# What the exercise asks
In the following listing, find the lines containing "polysaccharides" and report them.

# Provided records
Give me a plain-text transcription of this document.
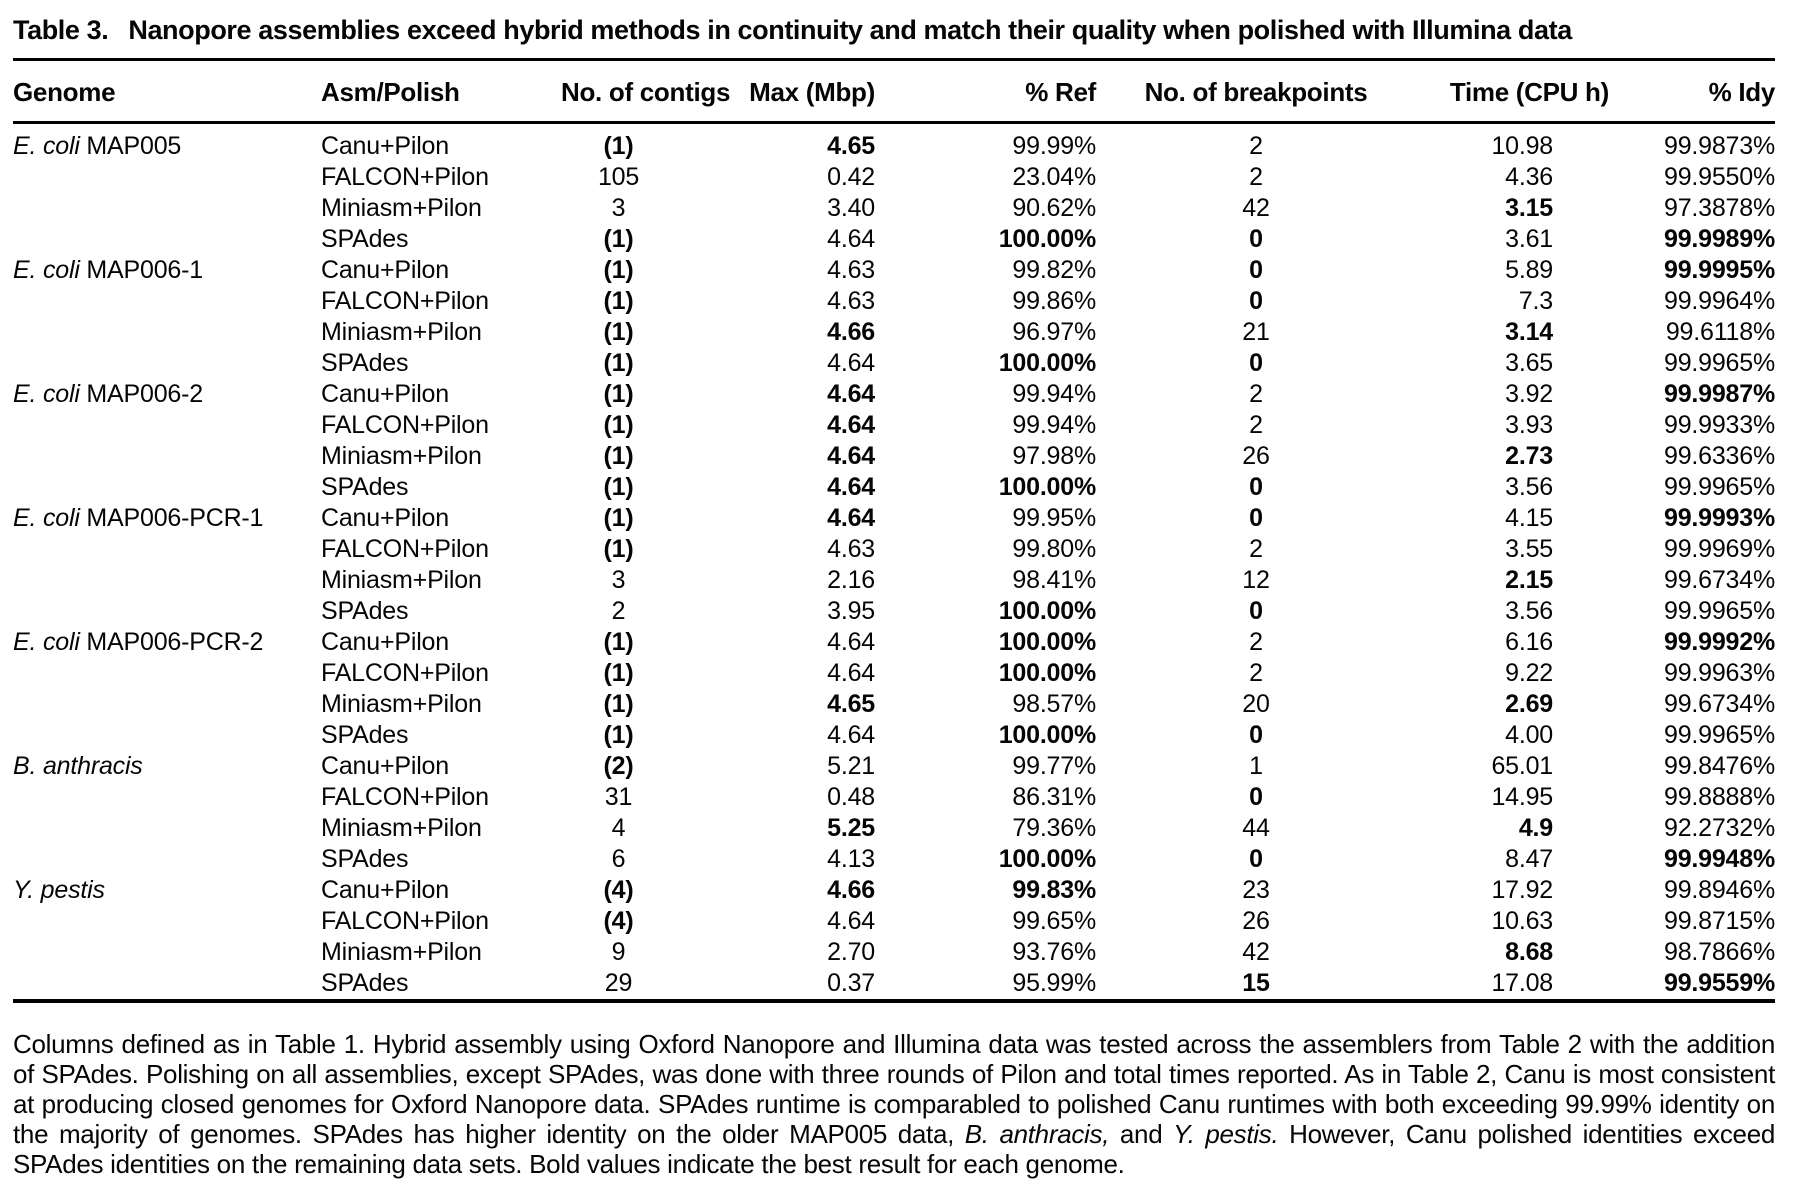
Table 3. Nanopore assemblies exceed hybrid methods in continuity and match their quality when polished with Illumina data
Genome	Asm/Polish	No. of contigs	Max (Mbp)	% Ref	No. of breakpoints	Time (CPU h)	% Idy
E. coli MAP005	Canu+Pilon	(1)	4.65	99.99%	2	10.98	99.9873%
	FALCON+Pilon	105	0.42	23.04%	2	4.36	99.9550%
	Miniasm+Pilon	3	3.40	90.62%	42	3.15	97.3878%
	SPAdes	(1)	4.64	100.00%	0	3.61	99.9989%
E. coli MAP006-1	Canu+Pilon	(1)	4.63	99.82%	0	5.89	99.9995%
	FALCON+Pilon	(1)	4.63	99.86%	0	7.3	99.9964%
	Miniasm+Pilon	(1)	4.66	96.97%	21	3.14	99.6118%
	SPAdes	(1)	4.64	100.00%	0	3.65	99.9965%
E. coli MAP006-2	Canu+Pilon	(1)	4.64	99.94%	2	3.92	99.9987%
	FALCON+Pilon	(1)	4.64	99.94%	2	3.93	99.9933%
	Miniasm+Pilon	(1)	4.64	97.98%	26	2.73	99.6336%
	SPAdes	(1)	4.64	100.00%	0	3.56	99.9965%
E. coli MAP006-PCR-1	Canu+Pilon	(1)	4.64	99.95%	0	4.15	99.9993%
	FALCON+Pilon	(1)	4.63	99.80%	2	3.55	99.9969%
	Miniasm+Pilon	3	2.16	98.41%	12	2.15	99.6734%
	SPAdes	2	3.95	100.00%	0	3.56	99.9965%
E. coli MAP006-PCR-2	Canu+Pilon	(1)	4.64	100.00%	2	6.16	99.9992%
	FALCON+Pilon	(1)	4.64	100.00%	2	9.22	99.9963%
	Miniasm+Pilon	(1)	4.65	98.57%	20	2.69	99.6734%
	SPAdes	(1)	4.64	100.00%	0	4.00	99.9965%
B. anthracis	Canu+Pilon	(2)	5.21	99.77%	1	65.01	99.8476%
	FALCON+Pilon	31	0.48	86.31%	0	14.95	99.8888%
	Miniasm+Pilon	4	5.25	79.36%	44	4.9	92.2732%
	SPAdes	6	4.13	100.00%	0	8.47	99.9948%
Y. pestis	Canu+Pilon	(4)	4.66	99.83%	23	17.92	99.8946%
	FALCON+Pilon	(4)	4.64	99.65%	26	10.63	99.8715%
	Miniasm+Pilon	9	2.70	93.76%	42	8.68	98.7866%
	SPAdes	29	0.37	95.99%	15	17.08	99.9559%

Columns defined as in Table 1. Hybrid assembly using Oxford Nanopore and Illumina data was tested across the assemblers from Table 2 with the addition of SPAdes. Polishing on all assemblies, except SPAdes, was done with three rounds of Pilon and total times reported. As in Table 2, Canu is most consistent at producing closed genomes for Oxford Nanopore data. SPAdes runtime is comparabled to polished Canu runtimes with both exceeding 99.99% identity on the majority of genomes. SPAdes has higher identity on the older MAP005 data, B. anthracis, and Y. pestis. However, Canu polished identities exceed SPAdes identities on the remaining data sets. Bold values indicate the best result for each genome.
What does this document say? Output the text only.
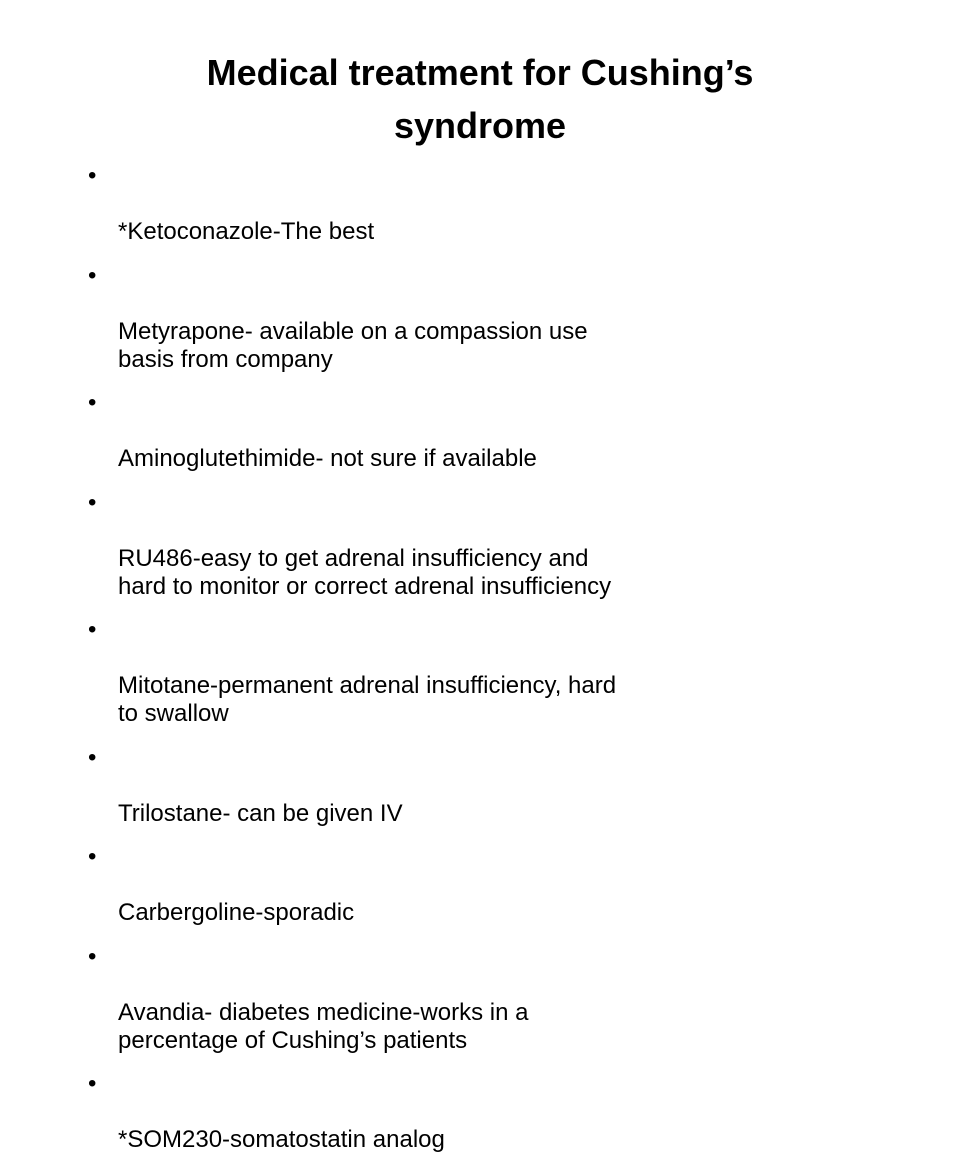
Medical treatment for Cushing’s
syndrome

•

*Ketoconazole-The best

•

Metyrapone- available on a compassion use
basis from company

•

Aminoglutethimide- not sure if available

•

RU486-easy to get adrenal insufficiency and
hard to monitor or correct adrenal insufficiency

•

Mitotane-permanent adrenal insufficiency, hard
to swallow

•

Trilostane- can be given IV

•

Carbergoline-sporadic

•

Avandia- diabetes medicine-works in a
percentage of Cushing’s patients

•

*SOM230-somatostatin analog
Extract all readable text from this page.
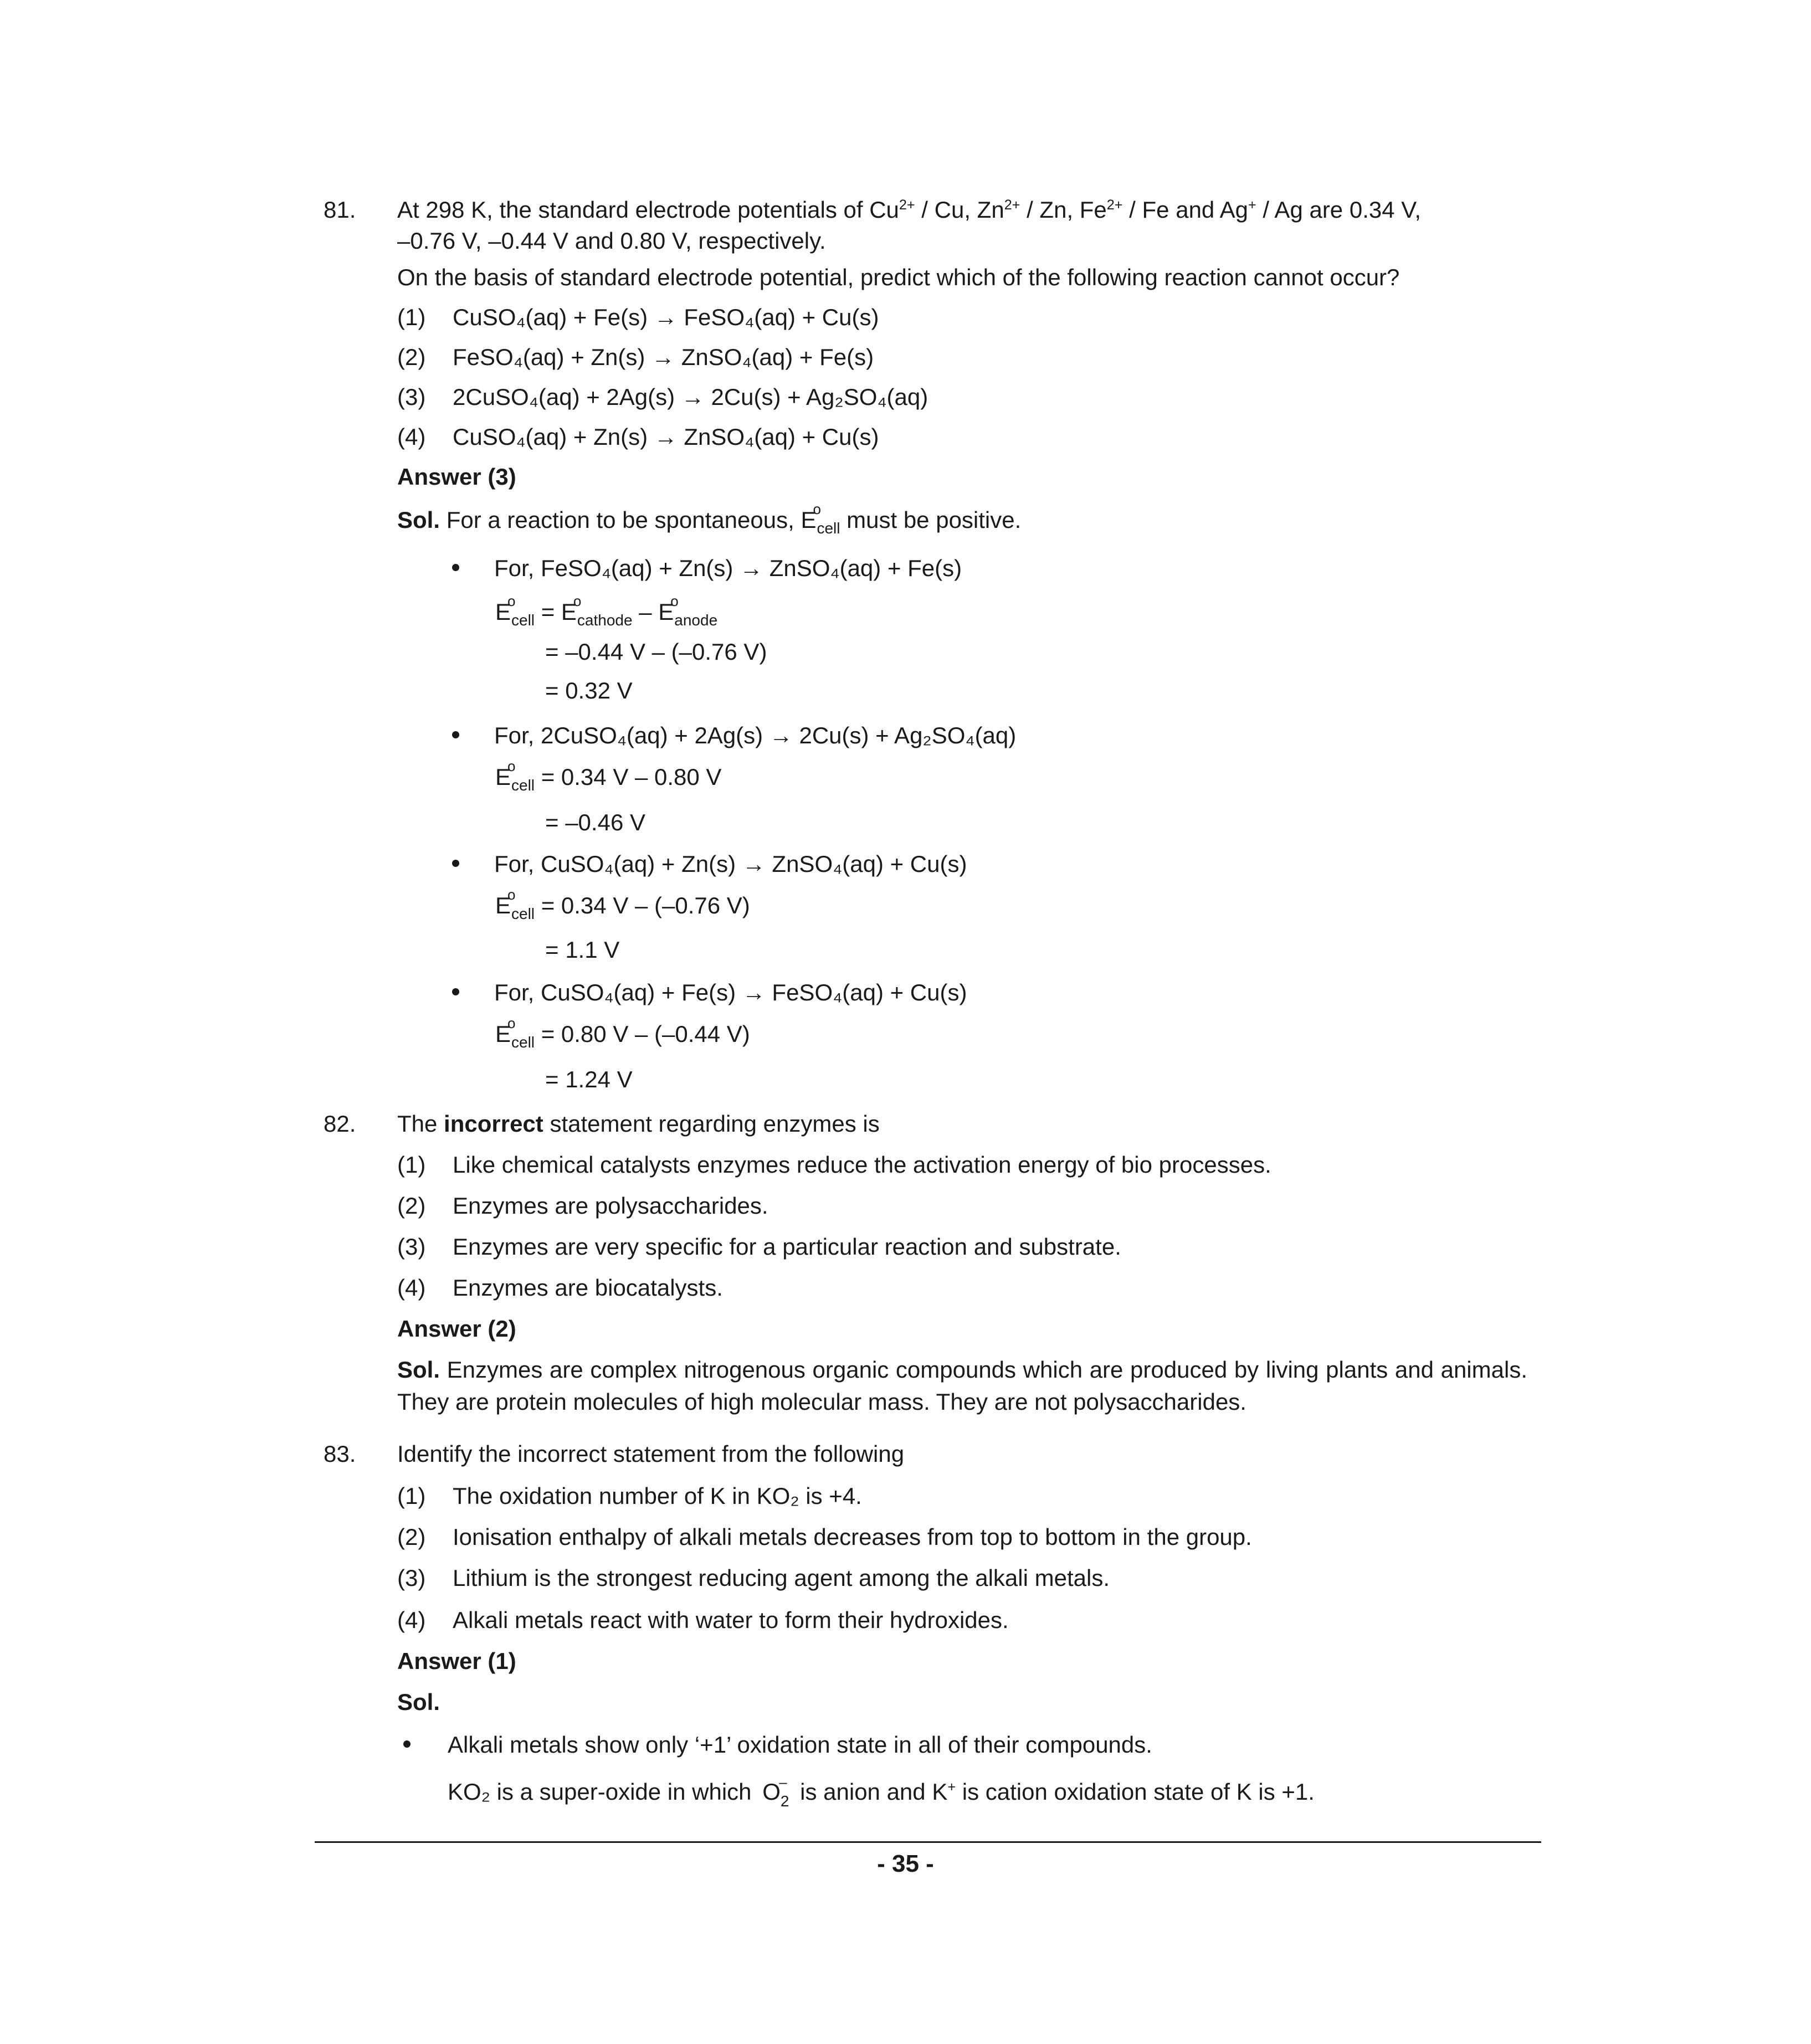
81. At 298 K, the standard electrode potentials of $Cu^{2+}$ / Cu, $Zn^{2+}$ / Zn, $Fe^{2+}$ / Fe and Ag+ / Ag are 0.34 V,
–0.76 V, –0.44 V and 0.80 V, respectively.
On the basis of standard electrode potential, predict which of the following reaction cannot occur?
(1) CuSO₄(aq) + Fe(s) → FeSO₄(aq) + Cu(s)
(2) FeSO₄(aq) + Zn(s) → ZnSO₄(aq) + Fe(s)
(3) 2CuSO₄(aq) + 2Ag(s) → 2Cu(s) + Ag₂SO₄(aq)
(4) CuSO₄(aq) + Zn(s) → ZnSO₄(aq) + Cu(s)
Answer (3)
Sol. For a reaction to be spontaneous, E
o
$_{cell}$ must be positive.
For, FeSO₄(aq) + Zn(s) → ZnSO₄(aq) + Fe(s)
E
o
$_{cell}$ = E
o
$_{cathode}$ – E
o
$_{anode}$
= –0.44 V – (–0.76 V)
= 0.32 V
For, 2CuSO₄(aq) + 2Ag(s) → 2Cu(s) + Ag₂SO₄(aq)
E
o
$_{cell}$ = 0.34 V – 0.80 V
= –0.46 V
For, CuSO₄(aq) + Zn(s) → ZnSO₄(aq) + Cu(s)
E
o
$_{cell}$ = 0.34 V – (–0.76 V)
= 1.1 V
For, CuSO₄(aq) + Fe(s) → FeSO₄(aq) + Cu(s)
E
o
$_{cell}$ = 0.80 V – (–0.44 V)
= 1.24 V
82. The incorrect statement regarding enzymes is
(1) Like chemical catalysts enzymes reduce the activation energy of bio processes.
(2) Enzymes are polysaccharides.
(3) Enzymes are very specific for a particular reaction and substrate.
(4) Enzymes are biocatalysts.
Answer (2)
Sol. Enzymes are complex nitrogenous organic compounds which are produced by living plants and animals. They are protein molecules of high molecular mass. They are not polysaccharides.
83. Identify the incorrect statement from the following
(1) The oxidation number of K in KO₂ is +4.
(2) Ionisation enthalpy of alkali metals decreases from top to bottom in the group.
(3) Lithium is the strongest reducing agent among the alkali metals.
(4) Alkali metals react with water to form their hydroxides.
Answer (1)
Sol.
Alkali metals show only ‘+1’ oxidation state in all of their compounds.
KO₂ is a super-oxide in which O
–
$_2$ is anion and K+ is cation oxidation state of K is +1.
- 35 -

# Answer space
(2) Enzymes are polysaccharides.
Sol. Enzymes are complex nitrogenous organic compounds which are produced by living plants and animals. They are protein molecules of high molecular mass. They are not polysaccharides.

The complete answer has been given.